Begin SUPPLIED RECORDS

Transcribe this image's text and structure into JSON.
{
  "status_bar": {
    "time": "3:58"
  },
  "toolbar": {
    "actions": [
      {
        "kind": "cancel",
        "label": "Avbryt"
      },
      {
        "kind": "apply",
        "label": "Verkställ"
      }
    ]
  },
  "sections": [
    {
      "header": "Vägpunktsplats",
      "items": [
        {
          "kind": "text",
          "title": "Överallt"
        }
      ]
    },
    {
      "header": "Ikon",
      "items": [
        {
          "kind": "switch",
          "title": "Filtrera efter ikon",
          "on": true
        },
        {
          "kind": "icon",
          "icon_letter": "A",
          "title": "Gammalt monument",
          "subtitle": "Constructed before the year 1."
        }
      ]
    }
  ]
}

End SUPPLIED RECORDS
Begin SUPPLIED RECORDS

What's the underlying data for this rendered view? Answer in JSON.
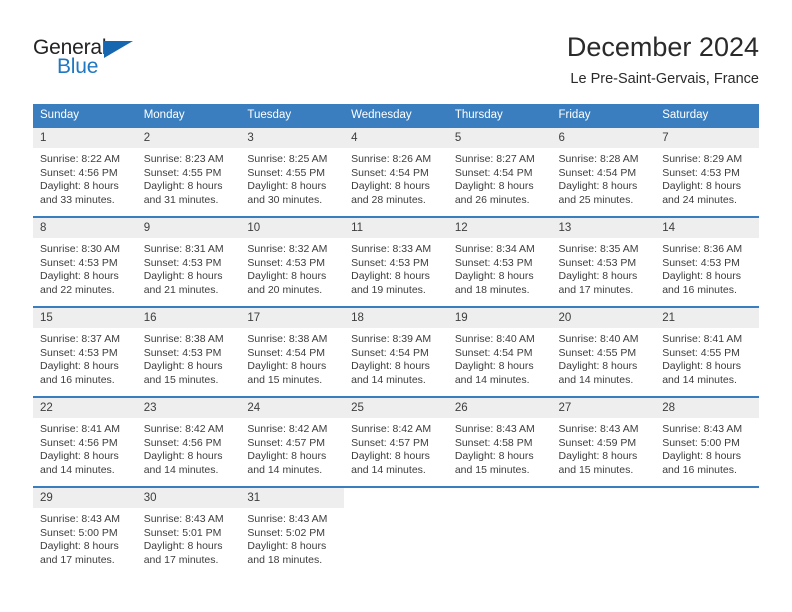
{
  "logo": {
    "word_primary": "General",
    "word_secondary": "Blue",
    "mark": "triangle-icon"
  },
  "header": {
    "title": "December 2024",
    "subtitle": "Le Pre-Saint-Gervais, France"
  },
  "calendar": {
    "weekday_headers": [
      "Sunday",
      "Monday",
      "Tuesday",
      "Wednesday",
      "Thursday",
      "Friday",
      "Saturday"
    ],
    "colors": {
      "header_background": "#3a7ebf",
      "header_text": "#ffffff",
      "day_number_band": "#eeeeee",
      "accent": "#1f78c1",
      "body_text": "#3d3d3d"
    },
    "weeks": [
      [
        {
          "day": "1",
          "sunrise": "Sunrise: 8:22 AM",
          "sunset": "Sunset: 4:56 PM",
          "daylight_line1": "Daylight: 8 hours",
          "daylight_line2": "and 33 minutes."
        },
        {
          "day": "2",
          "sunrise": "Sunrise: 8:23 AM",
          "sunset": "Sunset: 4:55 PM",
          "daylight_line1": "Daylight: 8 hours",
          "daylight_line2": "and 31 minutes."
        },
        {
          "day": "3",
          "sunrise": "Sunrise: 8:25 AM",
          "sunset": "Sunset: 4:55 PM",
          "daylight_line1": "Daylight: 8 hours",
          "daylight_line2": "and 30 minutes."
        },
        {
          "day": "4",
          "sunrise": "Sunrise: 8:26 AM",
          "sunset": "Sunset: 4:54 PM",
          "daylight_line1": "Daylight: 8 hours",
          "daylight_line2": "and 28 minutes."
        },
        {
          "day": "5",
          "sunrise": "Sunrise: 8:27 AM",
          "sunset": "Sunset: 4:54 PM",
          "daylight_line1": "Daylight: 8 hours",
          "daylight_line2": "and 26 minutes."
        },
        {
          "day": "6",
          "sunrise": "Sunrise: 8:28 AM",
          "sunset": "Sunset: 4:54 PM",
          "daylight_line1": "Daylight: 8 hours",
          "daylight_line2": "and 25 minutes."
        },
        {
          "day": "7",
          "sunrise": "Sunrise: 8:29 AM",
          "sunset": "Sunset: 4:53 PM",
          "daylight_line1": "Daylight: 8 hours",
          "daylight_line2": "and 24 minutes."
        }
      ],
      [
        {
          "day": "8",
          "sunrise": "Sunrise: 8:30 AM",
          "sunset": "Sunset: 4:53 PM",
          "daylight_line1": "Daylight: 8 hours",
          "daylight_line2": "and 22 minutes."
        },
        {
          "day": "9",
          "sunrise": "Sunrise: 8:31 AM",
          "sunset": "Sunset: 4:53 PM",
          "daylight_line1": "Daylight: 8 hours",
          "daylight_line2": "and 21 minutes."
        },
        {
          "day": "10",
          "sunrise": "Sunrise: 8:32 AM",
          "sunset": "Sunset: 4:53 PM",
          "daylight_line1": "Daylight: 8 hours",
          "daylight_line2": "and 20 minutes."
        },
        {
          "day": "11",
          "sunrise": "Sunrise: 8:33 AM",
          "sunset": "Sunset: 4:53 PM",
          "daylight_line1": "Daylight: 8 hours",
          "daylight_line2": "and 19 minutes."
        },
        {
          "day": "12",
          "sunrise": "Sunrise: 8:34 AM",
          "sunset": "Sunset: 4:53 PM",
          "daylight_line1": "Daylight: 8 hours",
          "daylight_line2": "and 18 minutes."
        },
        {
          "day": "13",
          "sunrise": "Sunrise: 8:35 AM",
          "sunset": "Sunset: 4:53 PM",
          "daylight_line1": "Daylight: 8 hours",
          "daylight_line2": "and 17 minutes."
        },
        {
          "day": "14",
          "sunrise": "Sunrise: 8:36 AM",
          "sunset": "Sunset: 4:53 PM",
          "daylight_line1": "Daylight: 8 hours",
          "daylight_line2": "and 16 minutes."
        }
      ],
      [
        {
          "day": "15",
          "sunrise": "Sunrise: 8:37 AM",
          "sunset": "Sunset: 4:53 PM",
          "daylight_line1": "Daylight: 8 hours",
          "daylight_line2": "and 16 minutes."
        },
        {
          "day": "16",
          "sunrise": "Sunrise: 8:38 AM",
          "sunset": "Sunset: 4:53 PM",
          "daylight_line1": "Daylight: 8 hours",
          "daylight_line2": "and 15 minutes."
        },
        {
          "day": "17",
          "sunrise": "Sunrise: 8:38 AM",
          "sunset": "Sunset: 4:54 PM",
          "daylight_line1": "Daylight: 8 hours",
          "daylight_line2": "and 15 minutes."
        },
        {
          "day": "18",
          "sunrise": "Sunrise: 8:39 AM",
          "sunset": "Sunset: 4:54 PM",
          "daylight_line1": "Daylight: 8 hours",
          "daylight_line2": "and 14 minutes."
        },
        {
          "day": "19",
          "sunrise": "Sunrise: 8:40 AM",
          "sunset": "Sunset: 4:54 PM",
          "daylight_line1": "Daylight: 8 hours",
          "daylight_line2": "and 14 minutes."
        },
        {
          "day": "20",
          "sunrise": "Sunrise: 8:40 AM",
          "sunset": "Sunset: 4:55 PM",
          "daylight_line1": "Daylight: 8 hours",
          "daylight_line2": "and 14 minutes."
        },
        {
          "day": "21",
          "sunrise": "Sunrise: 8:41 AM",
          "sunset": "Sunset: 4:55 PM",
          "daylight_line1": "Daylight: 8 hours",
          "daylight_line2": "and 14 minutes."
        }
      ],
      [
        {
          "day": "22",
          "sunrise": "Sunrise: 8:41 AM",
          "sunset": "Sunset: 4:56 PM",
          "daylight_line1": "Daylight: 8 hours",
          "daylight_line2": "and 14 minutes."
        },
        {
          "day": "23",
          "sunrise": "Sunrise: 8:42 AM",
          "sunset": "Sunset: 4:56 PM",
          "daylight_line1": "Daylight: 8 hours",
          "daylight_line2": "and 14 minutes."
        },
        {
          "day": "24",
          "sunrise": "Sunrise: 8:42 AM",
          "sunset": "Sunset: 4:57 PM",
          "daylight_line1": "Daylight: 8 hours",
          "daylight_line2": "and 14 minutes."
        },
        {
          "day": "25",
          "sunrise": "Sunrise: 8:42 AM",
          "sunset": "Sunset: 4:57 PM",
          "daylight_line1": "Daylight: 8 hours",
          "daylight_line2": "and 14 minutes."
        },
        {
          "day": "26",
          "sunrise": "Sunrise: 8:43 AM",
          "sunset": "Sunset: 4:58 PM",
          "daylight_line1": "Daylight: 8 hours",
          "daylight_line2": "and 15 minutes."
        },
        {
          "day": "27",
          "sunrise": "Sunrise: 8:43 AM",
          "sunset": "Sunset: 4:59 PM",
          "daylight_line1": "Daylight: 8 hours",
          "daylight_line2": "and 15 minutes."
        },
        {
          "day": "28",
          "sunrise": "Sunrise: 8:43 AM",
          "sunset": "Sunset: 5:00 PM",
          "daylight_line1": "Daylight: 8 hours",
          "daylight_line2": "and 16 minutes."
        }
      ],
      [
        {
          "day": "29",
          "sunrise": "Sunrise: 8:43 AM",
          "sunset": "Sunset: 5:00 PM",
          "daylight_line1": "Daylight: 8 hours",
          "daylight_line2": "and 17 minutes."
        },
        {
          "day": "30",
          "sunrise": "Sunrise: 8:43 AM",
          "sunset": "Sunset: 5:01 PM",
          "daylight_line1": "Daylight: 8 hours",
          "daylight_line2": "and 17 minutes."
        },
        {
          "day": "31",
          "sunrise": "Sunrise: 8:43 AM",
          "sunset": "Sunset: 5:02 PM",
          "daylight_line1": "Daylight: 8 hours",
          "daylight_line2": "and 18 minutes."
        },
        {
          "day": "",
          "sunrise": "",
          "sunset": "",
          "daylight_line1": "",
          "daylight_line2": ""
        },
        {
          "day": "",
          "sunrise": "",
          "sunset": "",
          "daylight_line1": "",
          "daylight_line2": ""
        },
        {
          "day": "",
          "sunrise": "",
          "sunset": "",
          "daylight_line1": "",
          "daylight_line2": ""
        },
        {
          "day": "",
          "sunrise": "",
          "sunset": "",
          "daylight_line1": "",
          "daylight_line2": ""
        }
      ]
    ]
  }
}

End SUPPLIED RECORDS

- _SHORT PROBLEM_
Pull every line containing "this" from the material above.

- _TASK ANSWER_
Transcribe this image's text and structure into JSON.
What's the underlying data for this rendered view? Answer in JSON.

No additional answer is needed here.